» **Instruction**
Retype each entry below, keeping every character the same.

(Dataset rows about figures)
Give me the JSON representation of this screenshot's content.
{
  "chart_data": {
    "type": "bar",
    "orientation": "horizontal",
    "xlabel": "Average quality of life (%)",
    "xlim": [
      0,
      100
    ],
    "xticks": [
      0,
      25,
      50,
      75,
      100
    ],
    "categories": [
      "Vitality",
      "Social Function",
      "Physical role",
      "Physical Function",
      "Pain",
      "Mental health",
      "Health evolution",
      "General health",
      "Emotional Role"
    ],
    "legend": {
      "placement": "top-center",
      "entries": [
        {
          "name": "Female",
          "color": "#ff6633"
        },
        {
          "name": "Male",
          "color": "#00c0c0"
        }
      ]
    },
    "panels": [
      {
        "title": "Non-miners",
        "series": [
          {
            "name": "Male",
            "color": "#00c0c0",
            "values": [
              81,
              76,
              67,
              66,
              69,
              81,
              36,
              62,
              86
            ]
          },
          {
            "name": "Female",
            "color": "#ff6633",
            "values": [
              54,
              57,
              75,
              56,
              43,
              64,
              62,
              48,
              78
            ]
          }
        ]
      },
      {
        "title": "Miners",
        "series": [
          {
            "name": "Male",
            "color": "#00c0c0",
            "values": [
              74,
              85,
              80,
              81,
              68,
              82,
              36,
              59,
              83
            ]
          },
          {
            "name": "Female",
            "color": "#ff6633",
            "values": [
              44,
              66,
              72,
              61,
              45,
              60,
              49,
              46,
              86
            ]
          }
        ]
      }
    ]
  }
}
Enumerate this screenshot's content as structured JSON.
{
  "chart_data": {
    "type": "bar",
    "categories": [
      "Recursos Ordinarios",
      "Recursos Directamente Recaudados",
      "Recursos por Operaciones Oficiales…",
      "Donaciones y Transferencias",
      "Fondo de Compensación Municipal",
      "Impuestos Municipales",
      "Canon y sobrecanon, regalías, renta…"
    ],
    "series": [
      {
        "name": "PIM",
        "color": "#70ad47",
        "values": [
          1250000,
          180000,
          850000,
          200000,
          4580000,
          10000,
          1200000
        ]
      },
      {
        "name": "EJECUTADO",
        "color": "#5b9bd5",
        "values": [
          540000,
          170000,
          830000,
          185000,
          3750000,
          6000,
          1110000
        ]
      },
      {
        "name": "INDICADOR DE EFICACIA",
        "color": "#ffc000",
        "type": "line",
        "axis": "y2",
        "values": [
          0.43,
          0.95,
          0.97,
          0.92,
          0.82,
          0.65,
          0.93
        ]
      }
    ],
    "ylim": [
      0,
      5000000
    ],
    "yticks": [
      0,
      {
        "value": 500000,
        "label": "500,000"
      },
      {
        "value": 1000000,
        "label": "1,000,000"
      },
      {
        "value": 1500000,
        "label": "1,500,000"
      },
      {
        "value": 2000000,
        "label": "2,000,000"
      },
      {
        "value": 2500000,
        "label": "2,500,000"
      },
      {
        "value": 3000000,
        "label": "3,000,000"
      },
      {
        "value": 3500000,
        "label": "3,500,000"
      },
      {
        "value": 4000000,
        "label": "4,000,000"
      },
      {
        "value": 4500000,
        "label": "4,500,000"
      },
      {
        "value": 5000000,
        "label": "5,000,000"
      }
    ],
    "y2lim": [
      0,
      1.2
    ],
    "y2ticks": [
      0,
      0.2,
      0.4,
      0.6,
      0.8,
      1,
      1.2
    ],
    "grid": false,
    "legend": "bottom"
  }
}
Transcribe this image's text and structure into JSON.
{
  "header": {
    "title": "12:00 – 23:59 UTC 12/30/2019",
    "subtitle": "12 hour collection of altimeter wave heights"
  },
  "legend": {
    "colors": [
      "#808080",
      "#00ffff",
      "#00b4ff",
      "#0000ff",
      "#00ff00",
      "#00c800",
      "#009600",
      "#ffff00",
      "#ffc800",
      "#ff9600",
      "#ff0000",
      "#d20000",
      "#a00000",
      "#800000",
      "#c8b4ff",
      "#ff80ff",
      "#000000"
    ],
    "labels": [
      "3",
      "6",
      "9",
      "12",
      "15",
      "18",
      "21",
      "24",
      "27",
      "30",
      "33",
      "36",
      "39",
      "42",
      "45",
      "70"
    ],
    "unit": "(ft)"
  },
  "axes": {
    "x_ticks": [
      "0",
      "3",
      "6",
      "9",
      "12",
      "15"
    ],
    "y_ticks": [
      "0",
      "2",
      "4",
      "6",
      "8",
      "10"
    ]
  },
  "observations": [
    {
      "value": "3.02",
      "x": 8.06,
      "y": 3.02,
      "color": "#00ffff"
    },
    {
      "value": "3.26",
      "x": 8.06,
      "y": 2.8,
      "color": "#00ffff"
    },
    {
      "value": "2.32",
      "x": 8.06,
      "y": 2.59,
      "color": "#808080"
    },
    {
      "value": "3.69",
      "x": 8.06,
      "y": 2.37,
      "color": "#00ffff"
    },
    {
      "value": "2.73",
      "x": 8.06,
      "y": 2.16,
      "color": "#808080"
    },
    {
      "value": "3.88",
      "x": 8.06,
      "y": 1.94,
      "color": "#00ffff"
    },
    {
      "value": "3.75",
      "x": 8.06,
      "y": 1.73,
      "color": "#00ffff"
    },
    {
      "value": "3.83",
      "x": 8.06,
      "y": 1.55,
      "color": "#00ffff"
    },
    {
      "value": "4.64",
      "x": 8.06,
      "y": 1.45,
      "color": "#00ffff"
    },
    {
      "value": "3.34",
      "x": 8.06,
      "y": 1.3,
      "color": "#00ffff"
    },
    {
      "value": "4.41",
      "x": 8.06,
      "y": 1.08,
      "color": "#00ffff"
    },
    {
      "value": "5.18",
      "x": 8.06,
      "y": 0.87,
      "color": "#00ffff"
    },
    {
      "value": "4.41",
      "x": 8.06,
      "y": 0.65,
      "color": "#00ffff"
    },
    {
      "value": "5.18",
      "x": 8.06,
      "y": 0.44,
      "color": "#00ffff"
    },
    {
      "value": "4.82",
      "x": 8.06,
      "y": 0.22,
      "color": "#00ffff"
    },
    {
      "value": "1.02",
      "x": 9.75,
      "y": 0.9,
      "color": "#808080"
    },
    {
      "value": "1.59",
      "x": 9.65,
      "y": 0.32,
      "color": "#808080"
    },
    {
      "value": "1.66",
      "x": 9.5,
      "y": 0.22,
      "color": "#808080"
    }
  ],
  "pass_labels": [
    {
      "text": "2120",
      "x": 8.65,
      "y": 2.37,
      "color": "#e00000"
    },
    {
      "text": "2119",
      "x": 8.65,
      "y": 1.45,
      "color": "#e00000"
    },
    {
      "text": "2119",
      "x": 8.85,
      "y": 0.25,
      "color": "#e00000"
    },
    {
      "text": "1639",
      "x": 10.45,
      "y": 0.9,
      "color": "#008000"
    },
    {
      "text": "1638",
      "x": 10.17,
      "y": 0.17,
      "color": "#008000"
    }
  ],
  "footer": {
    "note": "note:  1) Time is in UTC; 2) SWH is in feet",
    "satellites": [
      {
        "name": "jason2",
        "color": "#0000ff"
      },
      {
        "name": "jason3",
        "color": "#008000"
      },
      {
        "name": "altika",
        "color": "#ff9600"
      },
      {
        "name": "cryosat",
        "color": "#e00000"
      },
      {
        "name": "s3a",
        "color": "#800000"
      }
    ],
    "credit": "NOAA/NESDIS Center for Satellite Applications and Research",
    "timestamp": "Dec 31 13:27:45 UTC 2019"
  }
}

» **Complete response**
Give me the JSON representation of this screenshot's content.
{
  "chart_data": {
    "type": "bar",
    "orientation": "horizontal",
    "xlabel": "Average quality of life (%)",
    "xlim": [
      0,
      100
    ],
    "xticks": [
      0,
      25,
      50,
      75,
      100
    ],
    "categories": [
      "Vitality",
      "Social Function",
      "Physical role",
      "Physical Function",
      "Pain",
      "Mental health",
      "Health evolution",
      "General health",
      "Emotional Role"
    ],
    "legend": {
      "placement": "top-center",
      "entries": [
        {
          "name": "Female",
          "color": "#ff6633"
        },
        {
          "name": "Male",
          "color": "#00c0c0"
        }
      ]
    },
    "panels": [
      {
        "title": "Non-miners",
        "series": [
          {
            "name": "Male",
            "color": "#00c0c0",
            "values": [
              81,
              76,
              67,
              66,
              69,
              81,
              36,
              62,
              86
            ]
          },
          {
            "name": "Female",
            "color": "#ff6633",
            "values": [
              54,
              57,
              75,
              56,
              43,
              64,
              62,
              48,
              78
            ]
          }
        ]
      },
      {
        "title": "Miners",
        "series": [
          {
            "name": "Male",
            "color": "#00c0c0",
            "values": [
              74,
              85,
              80,
              81,
              68,
              82,
              36,
              59,
              83
            ]
          },
          {
            "name": "Female",
            "color": "#ff6633",
            "values": [
              44,
              66,
              72,
              61,
              45,
              60,
              49,
              46,
              86
            ]
          }
        ]
      }
    ]
  }
}
Enumerate this screenshot's content as structured JSON.
{
  "chart_data": {
    "type": "bar",
    "categories": [
      "Recursos Ordinarios",
      "Recursos Directamente Recaudados",
      "Recursos por Operaciones Oficiales…",
      "Donaciones y Transferencias",
      "Fondo de Compensación Municipal",
      "Impuestos Municipales",
      "Canon y sobrecanon, regalías, renta…"
    ],
    "series": [
      {
        "name": "PIM",
        "color": "#70ad47",
        "values": [
          1250000,
          180000,
          850000,
          200000,
          4580000,
          10000,
          1200000
        ]
      },
      {
        "name": "EJECUTADO",
        "color": "#5b9bd5",
        "values": [
          540000,
          170000,
          830000,
          185000,
          3750000,
          6000,
          1110000
        ]
      },
      {
        "name": "INDICADOR DE EFICACIA",
        "color": "#ffc000",
        "type": "line",
        "axis": "y2",
        "values": [
          0.43,
          0.95,
          0.97,
          0.92,
          0.82,
          0.65,
          0.93
        ]
      }
    ],
    "ylim": [
      0,
      5000000
    ],
    "yticks": [
      0,
      {
        "value": 500000,
        "label": "500,000"
      },
      {
        "value": 1000000,
        "label": "1,000,000"
      },
      {
        "value": 1500000,
        "label": "1,500,000"
      },
      {
        "value": 2000000,
        "label": "2,000,000"
      },
      {
        "value": 2500000,
        "label": "2,500,000"
      },
      {
        "value": 3000000,
        "label": "3,000,000"
      },
      {
        "value": 3500000,
        "label": "3,500,000"
      },
      {
        "value": 4000000,
        "label": "4,000,000"
      },
      {
        "value": 4500000,
        "label": "4,500,000"
      },
      {
        "value": 5000000,
        "label": "5,000,000"
      }
    ],
    "y2lim": [
      0,
      1.2
    ],
    "y2ticks": [
      0,
      0.2,
      0.4,
      0.6,
      0.8,
      1,
      1.2
    ],
    "grid": false,
    "legend": "bottom"
  }
}
Transcribe this image's text and structure into JSON.
{
  "header": {
    "title": "12:00 – 23:59 UTC 12/30/2019",
    "subtitle": "12 hour collection of altimeter wave heights"
  },
  "legend": {
    "colors": [
      "#808080",
      "#00ffff",
      "#00b4ff",
      "#0000ff",
      "#00ff00",
      "#00c800",
      "#009600",
      "#ffff00",
      "#ffc800",
      "#ff9600",
      "#ff0000",
      "#d20000",
      "#a00000",
      "#800000",
      "#c8b4ff",
      "#ff80ff",
      "#000000"
    ],
    "labels": [
      "3",
      "6",
      "9",
      "12",
      "15",
      "18",
      "21",
      "24",
      "27",
      "30",
      "33",
      "36",
      "39",
      "42",
      "45",
      "70"
    ],
    "unit": "(ft)"
  },
  "axes": {
    "x_ticks": [
      "0",
      "3",
      "6",
      "9",
      "12",
      "15"
    ],
    "y_ticks": [
      "0",
      "2",
      "4",
      "6",
      "8",
      "10"
    ]
  },
  "observations": [
    {
      "value": "3.02",
      "x": 8.06,
      "y": 3.02,
      "color": "#00ffff"
    },
    {
      "value": "3.26",
      "x": 8.06,
      "y": 2.8,
      "color": "#00ffff"
    },
    {
      "value": "2.32",
      "x": 8.06,
      "y": 2.59,
      "color": "#808080"
    },
    {
      "value": "3.69",
      "x": 8.06,
      "y": 2.37,
      "color": "#00ffff"
    },
    {
      "value": "2.73",
      "x": 8.06,
      "y": 2.16,
      "color": "#808080"
    },
    {
      "value": "3.88",
      "x": 8.06,
      "y": 1.94,
      "color": "#00ffff"
    },
    {
      "value": "3.75",
      "x": 8.06,
      "y": 1.73,
      "color": "#00ffff"
    },
    {
      "value": "3.83",
      "x": 8.06,
      "y": 1.55,
      "color": "#00ffff"
    },
    {
      "value": "4.64",
      "x": 8.06,
      "y": 1.45,
      "color": "#00ffff"
    },
    {
      "value": "3.34",
      "x": 8.06,
      "y": 1.3,
      "color": "#00ffff"
    },
    {
      "value": "4.41",
      "x": 8.06,
      "y": 1.08,
      "color": "#00ffff"
    },
    {
      "value": "5.18",
      "x": 8.06,
      "y": 0.87,
      "color": "#00ffff"
    },
    {
      "value": "4.41",
      "x": 8.06,
      "y": 0.65,
      "color": "#00ffff"
    },
    {
      "value": "5.18",
      "x": 8.06,
      "y": 0.44,
      "color": "#00ffff"
    },
    {
      "value": "4.82",
      "x": 8.06,
      "y": 0.22,
      "color": "#00ffff"
    },
    {
      "value": "1.02",
      "x": 9.75,
      "y": 0.9,
      "color": "#808080"
    },
    {
      "value": "1.59",
      "x": 9.65,
      "y": 0.32,
      "color": "#808080"
    },
    {
      "value": "1.66",
      "x": 9.5,
      "y": 0.22,
      "color": "#808080"
    }
  ],
  "pass_labels": [
    {
      "text": "2120",
      "x": 8.65,
      "y": 2.37,
      "color": "#e00000"
    },
    {
      "text": "2119",
      "x": 8.65,
      "y": 1.45,
      "color": "#e00000"
    },
    {
      "text": "2119",
      "x": 8.85,
      "y": 0.25,
      "color": "#e00000"
    },
    {
      "text": "1639",
      "x": 10.45,
      "y": 0.9,
      "color": "#008000"
    },
    {
      "text": "1638",
      "x": 10.17,
      "y": 0.17,
      "color": "#008000"
    }
  ],
  "footer": {
    "note": "note:  1) Time is in UTC; 2) SWH is in feet",
    "satellites": [
      {
        "name": "jason2",
        "color": "#0000ff"
      },
      {
        "name": "jason3",
        "color": "#008000"
      },
      {
        "name": "altika",
        "color": "#ff9600"
      },
      {
        "name": "cryosat",
        "color": "#e00000"
      },
      {
        "name": "s3a",
        "color": "#800000"
      }
    ],
    "credit": "NOAA/NESDIS Center for Satellite Applications and Research",
    "timestamp": "Dec 31 13:27:45 UTC 2019"
  }
}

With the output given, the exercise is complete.